**DATASET ROWS**
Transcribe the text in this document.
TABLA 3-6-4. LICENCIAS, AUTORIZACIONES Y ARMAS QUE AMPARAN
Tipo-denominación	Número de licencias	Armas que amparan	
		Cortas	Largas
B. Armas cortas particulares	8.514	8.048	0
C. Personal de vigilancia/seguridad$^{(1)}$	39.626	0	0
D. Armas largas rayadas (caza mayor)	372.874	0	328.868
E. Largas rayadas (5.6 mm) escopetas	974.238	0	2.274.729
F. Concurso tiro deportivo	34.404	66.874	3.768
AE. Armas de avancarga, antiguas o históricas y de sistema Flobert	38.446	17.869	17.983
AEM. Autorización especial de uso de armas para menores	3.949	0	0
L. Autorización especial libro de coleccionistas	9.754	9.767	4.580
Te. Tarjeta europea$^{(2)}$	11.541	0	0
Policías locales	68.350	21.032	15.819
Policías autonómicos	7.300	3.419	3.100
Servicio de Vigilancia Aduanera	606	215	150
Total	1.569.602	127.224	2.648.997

**TASK TO CARRY OUT**
All of the entries above should be written out again exactly.

**WRITTEN REPLY**
Transcribe the text in this document.
TABLA 3-6-4. LICENCIAS, AUTORIZACIONES Y ARMAS QUE AMPARAN
Tipo-denominación	Número de licencias	Armas que amparan	
		Cortas	Largas
B. Armas cortas particulares	8.514	8.048	0
C. Personal de vigilancia/seguridad$^{(1)}$	39.626	0	0
D. Armas largas rayadas (caza mayor)	372.874	0	328.868
E. Largas rayadas (5.6 mm) escopetas	974.238	0	2.274.729
F. Concurso tiro deportivo	34.404	66.874	3.768
AE. Armas de avancarga, antiguas o históricas y de sistema Flobert	38.446	17.869	17.983
AEM. Autorización especial de uso de armas para menores	3.949	0	0
L. Autorización especial libro de coleccionistas	9.754	9.767	4.580
Te. Tarjeta europea$^{(2)}$	11.541	0	0
Policías locales	68.350	21.032	15.819
Policías autonómicos	7.300	3.419	3.100
Servicio de Vigilancia Aduanera	606	215	150
Total	1.569.602	127.224	2.648.997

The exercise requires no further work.